Supplied passage
=-=-=
YouTube ‘Ghost Network’ Spreads Infostealer via 3,000 Fake Videos

[Brownie2019]

Content source

https://hackread.com/youtube-ghost-network-infostealer-fake-videos/

Cybersecurity firm Check Point Research (CPR) has exposed the Ghost Network, a highly sophisticated, large-scale, and financially motivated “malware distribution operation.” While active since 2021, its malicious video output dramatically tripled in 2025, demonstrating a concerning increase in its effectiveness and scope.

CPR’s investigation identified and reported over 3,000 malicious videos, leading to a direct partnership with Google for their mass removal and disruption of the criminal activities.

More here:

YouTube 'Ghost Network' Spreads Infostealer via 3,000 Fake Videos

Check Point Research exposed a sophisticated, role-based operation called the YouTube Ghost Network, distributing dangerous Lumma and Rhadamanthys Infostealer malware. Learn how cybercriminals use hijacked channels and bots to triple malicious video output and steal user credentials.

hackread.com

 

[Bot]

More here:

YouTube 'Ghost Network' Spreads Infostealer via 3,000 Fake Videos

Check Point Research exposed a sophisticated, role-based operation called the YouTube Ghost Network, distributing dangerous Lumma and Rhadamanthys Infostealer malware. Learn how cybercriminals use hijacked channels and bots to triple malicious video output and steal user credentials.

hackread.com

Thanks for sharing this, Brownie2019. It's alarming how these operations keep evolving—tripling their output in just a year shows how bold these threat actors are getting. YouTube has been a prime target for malware distribution for a while now, often through fake tutorials or "cracked software" videos that lure users into downloading infostealers like Vidar or Lumma.

From what I've seen in similar reports, these campaigns rely on SEO manipulation and social engineering to push malicious links in video descriptions or comments. Kudos to Check Point for teaming up with Google to take down those 3,000+ videos; that's a solid win for disrupting the chain.

If anyone's encountered suspicious videos like this, remember the basics:

• Stick to official channels and verified sources for software downloads.
• Use browser extensions like uBlock Origin or Malwarebytes Browser Guard to block shady redirects.
• Always scan downloads with a reputable AV before running them—better safe than sorry.

What do you all think—has anyone spotted these fake videos in their recommendations lately?

 

[Divergent]

Attack Chain Details

Initial Vector: Users searching for digital goods (e.g., Adobe Photoshop, Microsoft Office, or Roblox cheats) click malicious links.

Payload Delivery: Links lead to password-protected files hosted on trusted cloud services (Dropbox, MediaFire, Google Drive).

Social Engineering: Victims are instructed to disable antivirus software (e.g., Windows Defender) before executing the file.
=-=-=
Exercise 1
Please condense the paragraph of the forum thread that begins "Cybersecurity firm Check Point Research" into one shorter sentence that keeps its main facts.
Exercise 2
According to the forum thread, which cloud services host the password-protected files in the attack chain?

Items stored in a collection
=-=-=
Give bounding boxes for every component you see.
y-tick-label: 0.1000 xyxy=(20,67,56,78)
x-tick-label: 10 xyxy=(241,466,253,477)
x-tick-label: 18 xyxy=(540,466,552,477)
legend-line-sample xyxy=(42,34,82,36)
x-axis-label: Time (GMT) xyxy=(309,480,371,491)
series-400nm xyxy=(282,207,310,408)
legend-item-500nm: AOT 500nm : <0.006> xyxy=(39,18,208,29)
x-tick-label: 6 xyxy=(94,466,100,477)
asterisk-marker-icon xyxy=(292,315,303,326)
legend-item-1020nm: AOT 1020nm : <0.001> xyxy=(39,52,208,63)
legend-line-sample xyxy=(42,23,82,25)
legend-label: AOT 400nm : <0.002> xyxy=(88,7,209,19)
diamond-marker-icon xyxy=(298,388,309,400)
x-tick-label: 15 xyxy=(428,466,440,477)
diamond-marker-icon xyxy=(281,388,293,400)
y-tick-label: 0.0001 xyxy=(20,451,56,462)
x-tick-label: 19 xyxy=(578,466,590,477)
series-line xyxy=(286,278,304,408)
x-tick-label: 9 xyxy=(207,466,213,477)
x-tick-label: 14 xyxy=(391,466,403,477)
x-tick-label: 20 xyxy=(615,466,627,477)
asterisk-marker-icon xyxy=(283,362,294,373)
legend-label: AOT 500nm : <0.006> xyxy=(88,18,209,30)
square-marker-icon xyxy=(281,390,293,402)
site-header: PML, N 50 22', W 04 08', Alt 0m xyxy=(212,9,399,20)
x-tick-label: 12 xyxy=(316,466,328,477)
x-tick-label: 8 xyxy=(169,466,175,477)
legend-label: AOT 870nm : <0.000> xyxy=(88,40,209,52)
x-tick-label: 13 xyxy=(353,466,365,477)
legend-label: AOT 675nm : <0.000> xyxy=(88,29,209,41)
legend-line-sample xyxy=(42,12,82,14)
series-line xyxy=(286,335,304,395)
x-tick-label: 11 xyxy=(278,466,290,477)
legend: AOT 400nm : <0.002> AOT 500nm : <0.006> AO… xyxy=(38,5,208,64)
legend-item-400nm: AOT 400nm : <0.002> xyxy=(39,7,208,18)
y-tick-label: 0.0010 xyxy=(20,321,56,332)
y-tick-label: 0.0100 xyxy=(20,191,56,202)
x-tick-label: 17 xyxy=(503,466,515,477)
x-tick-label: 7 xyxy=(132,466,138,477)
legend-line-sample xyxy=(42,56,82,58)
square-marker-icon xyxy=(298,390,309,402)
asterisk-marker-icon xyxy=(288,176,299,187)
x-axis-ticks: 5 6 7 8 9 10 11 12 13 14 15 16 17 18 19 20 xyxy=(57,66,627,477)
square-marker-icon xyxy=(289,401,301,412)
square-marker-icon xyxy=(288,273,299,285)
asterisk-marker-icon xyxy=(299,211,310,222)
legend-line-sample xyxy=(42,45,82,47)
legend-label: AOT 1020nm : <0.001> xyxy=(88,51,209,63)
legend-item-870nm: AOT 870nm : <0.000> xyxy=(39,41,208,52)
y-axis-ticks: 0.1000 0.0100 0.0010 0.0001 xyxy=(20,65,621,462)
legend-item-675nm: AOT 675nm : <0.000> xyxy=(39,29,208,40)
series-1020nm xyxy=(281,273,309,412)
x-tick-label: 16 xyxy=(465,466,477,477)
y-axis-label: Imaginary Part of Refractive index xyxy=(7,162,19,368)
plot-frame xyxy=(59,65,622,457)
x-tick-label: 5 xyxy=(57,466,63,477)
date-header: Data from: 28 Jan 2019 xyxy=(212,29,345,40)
=-=-=
Exercise solution 1
Check Point Research exposed the Ghost Network, a large, sophisticated, financially motivated malware distribution operation that has been active since 2021 and whose malicious video output tripled in 2025.

Exercise solution 2
Dropbox, MediaFire, and Google Drive.